Excerpt from a dataset =>
• • •
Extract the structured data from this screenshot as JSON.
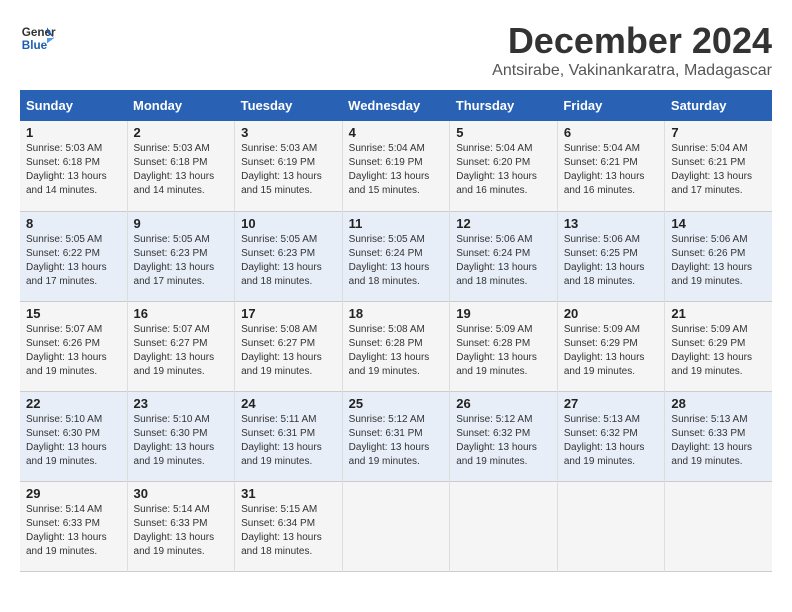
{
  "logo": {
    "line1": "General",
    "line2": "Blue"
  },
  "title": "December 2024",
  "location": "Antsirabe, Vakinankaratra, Madagascar",
  "days_of_week": [
    "Sunday",
    "Monday",
    "Tuesday",
    "Wednesday",
    "Thursday",
    "Friday",
    "Saturday"
  ],
  "weeks": [
    [
      {
        "day": "1",
        "info": "Sunrise: 5:03 AM\nSunset: 6:18 PM\nDaylight: 13 hours\nand 14 minutes."
      },
      {
        "day": "2",
        "info": "Sunrise: 5:03 AM\nSunset: 6:18 PM\nDaylight: 13 hours\nand 14 minutes."
      },
      {
        "day": "3",
        "info": "Sunrise: 5:03 AM\nSunset: 6:19 PM\nDaylight: 13 hours\nand 15 minutes."
      },
      {
        "day": "4",
        "info": "Sunrise: 5:04 AM\nSunset: 6:19 PM\nDaylight: 13 hours\nand 15 minutes."
      },
      {
        "day": "5",
        "info": "Sunrise: 5:04 AM\nSunset: 6:20 PM\nDaylight: 13 hours\nand 16 minutes."
      },
      {
        "day": "6",
        "info": "Sunrise: 5:04 AM\nSunset: 6:21 PM\nDaylight: 13 hours\nand 16 minutes."
      },
      {
        "day": "7",
        "info": "Sunrise: 5:04 AM\nSunset: 6:21 PM\nDaylight: 13 hours\nand 17 minutes."
      }
    ],
    [
      {
        "day": "8",
        "info": "Sunrise: 5:05 AM\nSunset: 6:22 PM\nDaylight: 13 hours\nand 17 minutes."
      },
      {
        "day": "9",
        "info": "Sunrise: 5:05 AM\nSunset: 6:23 PM\nDaylight: 13 hours\nand 17 minutes."
      },
      {
        "day": "10",
        "info": "Sunrise: 5:05 AM\nSunset: 6:23 PM\nDaylight: 13 hours\nand 18 minutes."
      },
      {
        "day": "11",
        "info": "Sunrise: 5:05 AM\nSunset: 6:24 PM\nDaylight: 13 hours\nand 18 minutes."
      },
      {
        "day": "12",
        "info": "Sunrise: 5:06 AM\nSunset: 6:24 PM\nDaylight: 13 hours\nand 18 minutes."
      },
      {
        "day": "13",
        "info": "Sunrise: 5:06 AM\nSunset: 6:25 PM\nDaylight: 13 hours\nand 18 minutes."
      },
      {
        "day": "14",
        "info": "Sunrise: 5:06 AM\nSunset: 6:26 PM\nDaylight: 13 hours\nand 19 minutes."
      }
    ],
    [
      {
        "day": "15",
        "info": "Sunrise: 5:07 AM\nSunset: 6:26 PM\nDaylight: 13 hours\nand 19 minutes."
      },
      {
        "day": "16",
        "info": "Sunrise: 5:07 AM\nSunset: 6:27 PM\nDaylight: 13 hours\nand 19 minutes."
      },
      {
        "day": "17",
        "info": "Sunrise: 5:08 AM\nSunset: 6:27 PM\nDaylight: 13 hours\nand 19 minutes."
      },
      {
        "day": "18",
        "info": "Sunrise: 5:08 AM\nSunset: 6:28 PM\nDaylight: 13 hours\nand 19 minutes."
      },
      {
        "day": "19",
        "info": "Sunrise: 5:09 AM\nSunset: 6:28 PM\nDaylight: 13 hours\nand 19 minutes."
      },
      {
        "day": "20",
        "info": "Sunrise: 5:09 AM\nSunset: 6:29 PM\nDaylight: 13 hours\nand 19 minutes."
      },
      {
        "day": "21",
        "info": "Sunrise: 5:09 AM\nSunset: 6:29 PM\nDaylight: 13 hours\nand 19 minutes."
      }
    ],
    [
      {
        "day": "22",
        "info": "Sunrise: 5:10 AM\nSunset: 6:30 PM\nDaylight: 13 hours\nand 19 minutes."
      },
      {
        "day": "23",
        "info": "Sunrise: 5:10 AM\nSunset: 6:30 PM\nDaylight: 13 hours\nand 19 minutes."
      },
      {
        "day": "24",
        "info": "Sunrise: 5:11 AM\nSunset: 6:31 PM\nDaylight: 13 hours\nand 19 minutes."
      },
      {
        "day": "25",
        "info": "Sunrise: 5:12 AM\nSunset: 6:31 PM\nDaylight: 13 hours\nand 19 minutes."
      },
      {
        "day": "26",
        "info": "Sunrise: 5:12 AM\nSunset: 6:32 PM\nDaylight: 13 hours\nand 19 minutes."
      },
      {
        "day": "27",
        "info": "Sunrise: 5:13 AM\nSunset: 6:32 PM\nDaylight: 13 hours\nand 19 minutes."
      },
      {
        "day": "28",
        "info": "Sunrise: 5:13 AM\nSunset: 6:33 PM\nDaylight: 13 hours\nand 19 minutes."
      }
    ],
    [
      {
        "day": "29",
        "info": "Sunrise: 5:14 AM\nSunset: 6:33 PM\nDaylight: 13 hours\nand 19 minutes."
      },
      {
        "day": "30",
        "info": "Sunrise: 5:14 AM\nSunset: 6:33 PM\nDaylight: 13 hours\nand 19 minutes."
      },
      {
        "day": "31",
        "info": "Sunrise: 5:15 AM\nSunset: 6:34 PM\nDaylight: 13 hours\nand 18 minutes."
      },
      {
        "day": "",
        "info": ""
      },
      {
        "day": "",
        "info": ""
      },
      {
        "day": "",
        "info": ""
      },
      {
        "day": "",
        "info": ""
      }
    ]
  ]
}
• • •
Stated exercise => Each record above is to be restated exactly, with its pictures removed from the copy.

Answer to this problem =>
Extract the structured data from this screenshot as JSON.
{
  "logo": {
    "line1": "General",
    "line2": "Blue"
  },
  "title": "December 2024",
  "location": "Antsirabe, Vakinankaratra, Madagascar",
  "days_of_week": [
    "Sunday",
    "Monday",
    "Tuesday",
    "Wednesday",
    "Thursday",
    "Friday",
    "Saturday"
  ],
  "weeks": [
    [
      {
        "day": "1",
        "info": "Sunrise: 5:03 AM\nSunset: 6:18 PM\nDaylight: 13 hours\nand 14 minutes."
      },
      {
        "day": "2",
        "info": "Sunrise: 5:03 AM\nSunset: 6:18 PM\nDaylight: 13 hours\nand 14 minutes."
      },
      {
        "day": "3",
        "info": "Sunrise: 5:03 AM\nSunset: 6:19 PM\nDaylight: 13 hours\nand 15 minutes."
      },
      {
        "day": "4",
        "info": "Sunrise: 5:04 AM\nSunset: 6:19 PM\nDaylight: 13 hours\nand 15 minutes."
      },
      {
        "day": "5",
        "info": "Sunrise: 5:04 AM\nSunset: 6:20 PM\nDaylight: 13 hours\nand 16 minutes."
      },
      {
        "day": "6",
        "info": "Sunrise: 5:04 AM\nSunset: 6:21 PM\nDaylight: 13 hours\nand 16 minutes."
      },
      {
        "day": "7",
        "info": "Sunrise: 5:04 AM\nSunset: 6:21 PM\nDaylight: 13 hours\nand 17 minutes."
      }
    ],
    [
      {
        "day": "8",
        "info": "Sunrise: 5:05 AM\nSunset: 6:22 PM\nDaylight: 13 hours\nand 17 minutes."
      },
      {
        "day": "9",
        "info": "Sunrise: 5:05 AM\nSunset: 6:23 PM\nDaylight: 13 hours\nand 17 minutes."
      },
      {
        "day": "10",
        "info": "Sunrise: 5:05 AM\nSunset: 6:23 PM\nDaylight: 13 hours\nand 18 minutes."
      },
      {
        "day": "11",
        "info": "Sunrise: 5:05 AM\nSunset: 6:24 PM\nDaylight: 13 hours\nand 18 minutes."
      },
      {
        "day": "12",
        "info": "Sunrise: 5:06 AM\nSunset: 6:24 PM\nDaylight: 13 hours\nand 18 minutes."
      },
      {
        "day": "13",
        "info": "Sunrise: 5:06 AM\nSunset: 6:25 PM\nDaylight: 13 hours\nand 18 minutes."
      },
      {
        "day": "14",
        "info": "Sunrise: 5:06 AM\nSunset: 6:26 PM\nDaylight: 13 hours\nand 19 minutes."
      }
    ],
    [
      {
        "day": "15",
        "info": "Sunrise: 5:07 AM\nSunset: 6:26 PM\nDaylight: 13 hours\nand 19 minutes."
      },
      {
        "day": "16",
        "info": "Sunrise: 5:07 AM\nSunset: 6:27 PM\nDaylight: 13 hours\nand 19 minutes."
      },
      {
        "day": "17",
        "info": "Sunrise: 5:08 AM\nSunset: 6:27 PM\nDaylight: 13 hours\nand 19 minutes."
      },
      {
        "day": "18",
        "info": "Sunrise: 5:08 AM\nSunset: 6:28 PM\nDaylight: 13 hours\nand 19 minutes."
      },
      {
        "day": "19",
        "info": "Sunrise: 5:09 AM\nSunset: 6:28 PM\nDaylight: 13 hours\nand 19 minutes."
      },
      {
        "day": "20",
        "info": "Sunrise: 5:09 AM\nSunset: 6:29 PM\nDaylight: 13 hours\nand 19 minutes."
      },
      {
        "day": "21",
        "info": "Sunrise: 5:09 AM\nSunset: 6:29 PM\nDaylight: 13 hours\nand 19 minutes."
      }
    ],
    [
      {
        "day": "22",
        "info": "Sunrise: 5:10 AM\nSunset: 6:30 PM\nDaylight: 13 hours\nand 19 minutes."
      },
      {
        "day": "23",
        "info": "Sunrise: 5:10 AM\nSunset: 6:30 PM\nDaylight: 13 hours\nand 19 minutes."
      },
      {
        "day": "24",
        "info": "Sunrise: 5:11 AM\nSunset: 6:31 PM\nDaylight: 13 hours\nand 19 minutes."
      },
      {
        "day": "25",
        "info": "Sunrise: 5:12 AM\nSunset: 6:31 PM\nDaylight: 13 hours\nand 19 minutes."
      },
      {
        "day": "26",
        "info": "Sunrise: 5:12 AM\nSunset: 6:32 PM\nDaylight: 13 hours\nand 19 minutes."
      },
      {
        "day": "27",
        "info": "Sunrise: 5:13 AM\nSunset: 6:32 PM\nDaylight: 13 hours\nand 19 minutes."
      },
      {
        "day": "28",
        "info": "Sunrise: 5:13 AM\nSunset: 6:33 PM\nDaylight: 13 hours\nand 19 minutes."
      }
    ],
    [
      {
        "day": "29",
        "info": "Sunrise: 5:14 AM\nSunset: 6:33 PM\nDaylight: 13 hours\nand 19 minutes."
      },
      {
        "day": "30",
        "info": "Sunrise: 5:14 AM\nSunset: 6:33 PM\nDaylight: 13 hours\nand 19 minutes."
      },
      {
        "day": "31",
        "info": "Sunrise: 5:15 AM\nSunset: 6:34 PM\nDaylight: 13 hours\nand 18 minutes."
      },
      {
        "day": "",
        "info": ""
      },
      {
        "day": "",
        "info": ""
      },
      {
        "day": "",
        "info": ""
      },
      {
        "day": "",
        "info": ""
      }
    ]
  ]
}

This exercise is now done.